Challenge
Your task is to output the listing word for word, with pictures excluded.

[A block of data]

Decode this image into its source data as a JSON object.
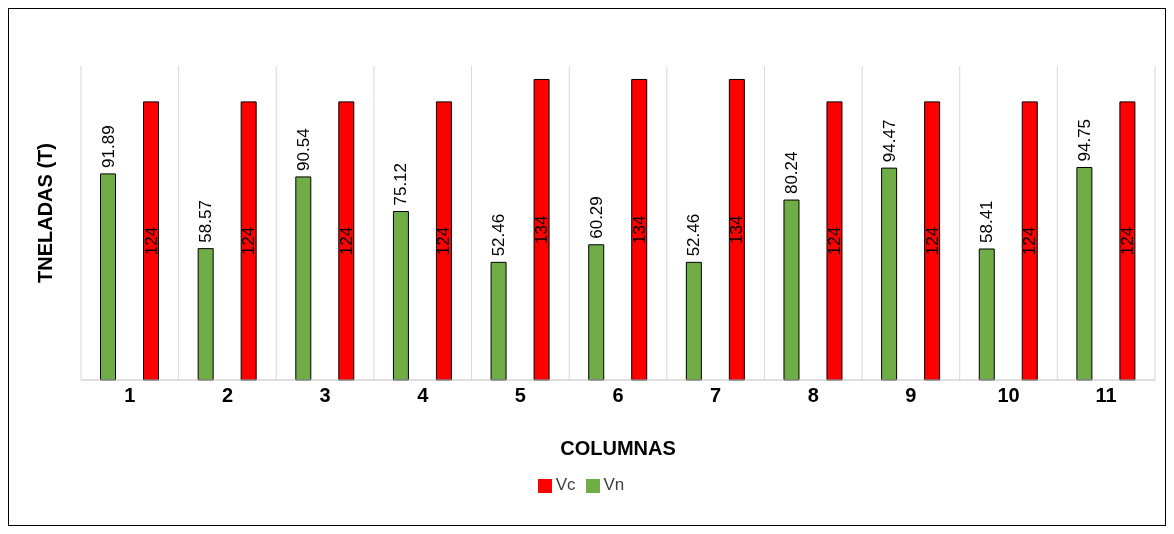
{
  "chart_data": {
    "type": "bar",
    "xlabel": "COLUMNAS",
    "ylabel": "TNELADAS (T)",
    "categories": [
      "1",
      "2",
      "3",
      "4",
      "5",
      "6",
      "7",
      "8",
      "9",
      "10",
      "11"
    ],
    "series": [
      {
        "name": "Vn",
        "color": "#70ad47",
        "values": [
          91.89,
          58.57,
          90.54,
          75.12,
          52.46,
          60.29,
          52.46,
          80.24,
          94.47,
          58.41,
          94.75
        ]
      },
      {
        "name": "Vc",
        "color": "#ff0000",
        "values": [
          124,
          124,
          124,
          124,
          134,
          134,
          134,
          124,
          124,
          124,
          124
        ]
      }
    ],
    "data_labels": true,
    "grid": "x",
    "legend": "bottom"
  }
}
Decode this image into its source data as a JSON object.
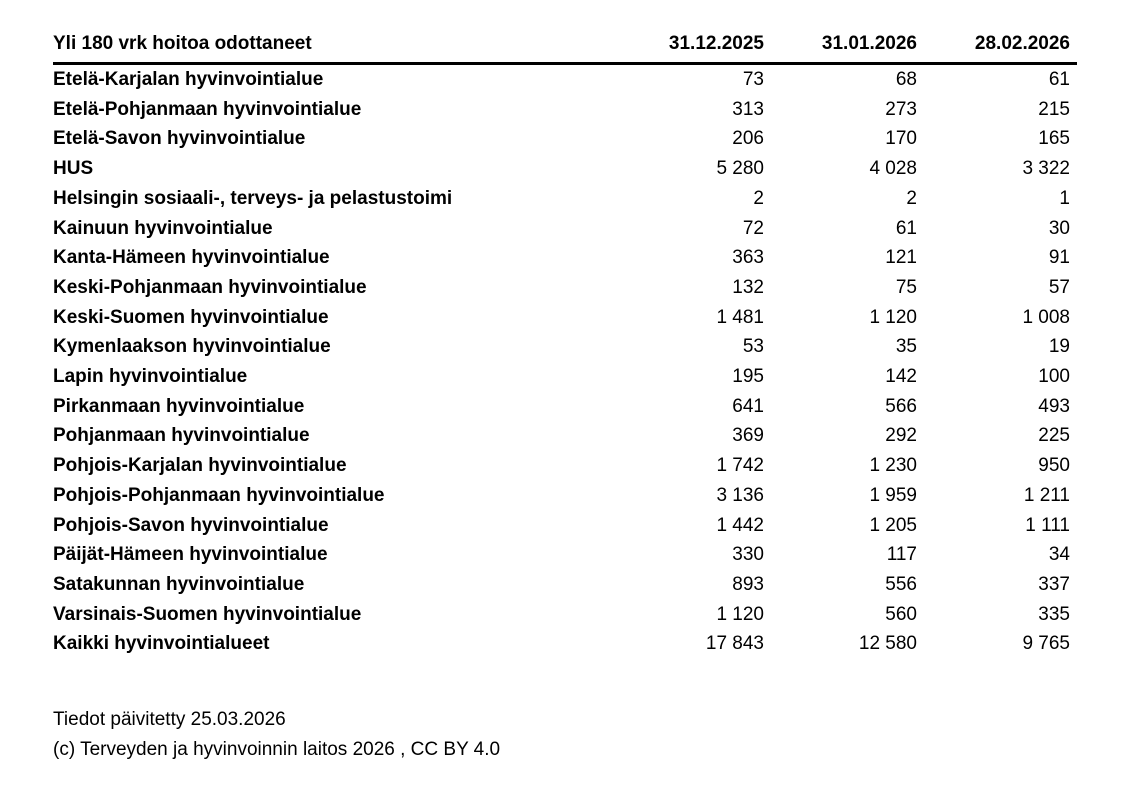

The completed task
Decode this image into its source data as a JSON object.
{
  "chart_data": {
    "type": "bar",
    "xlabel": "COLUMNAS",
    "ylabel": "TNELADAS (T)",
    "categories": [
      "1",
      "2",
      "3",
      "4",
      "5",
      "6",
      "7",
      "8",
      "9",
      "10",
      "11"
    ],
    "series": [
      {
        "name": "Vn",
        "color": "#70ad47",
        "values": [
          91.89,
          58.57,
          90.54,
          75.12,
          52.46,
          60.29,
          52.46,
          80.24,
          94.47,
          58.41,
          94.75
        ]
      },
      {
        "name": "Vc",
        "color": "#ff0000",
        "values": [
          124,
          124,
          124,
          124,
          134,
          134,
          134,
          124,
          124,
          124,
          124
        ]
      }
    ],
    "data_labels": true,
    "grid": "x",
    "legend": "bottom"
  }
}
Decode this image into its source data as a JSON object.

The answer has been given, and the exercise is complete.